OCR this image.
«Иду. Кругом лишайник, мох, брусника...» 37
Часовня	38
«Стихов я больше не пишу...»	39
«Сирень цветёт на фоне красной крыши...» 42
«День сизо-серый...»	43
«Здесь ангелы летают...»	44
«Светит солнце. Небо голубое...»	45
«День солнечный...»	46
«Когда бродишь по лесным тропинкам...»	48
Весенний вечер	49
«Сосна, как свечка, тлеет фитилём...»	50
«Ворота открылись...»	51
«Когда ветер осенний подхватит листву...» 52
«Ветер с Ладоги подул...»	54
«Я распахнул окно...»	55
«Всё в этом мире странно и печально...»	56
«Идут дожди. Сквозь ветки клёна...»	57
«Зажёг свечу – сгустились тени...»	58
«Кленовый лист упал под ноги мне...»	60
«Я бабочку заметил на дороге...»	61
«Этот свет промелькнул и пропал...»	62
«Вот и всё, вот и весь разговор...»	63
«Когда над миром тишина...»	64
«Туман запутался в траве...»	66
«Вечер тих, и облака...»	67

Problem requirements.
Copy each line containing the word "День" from the data.

Task response.
«День сизо-серый...»	43
«День солнечный...»	46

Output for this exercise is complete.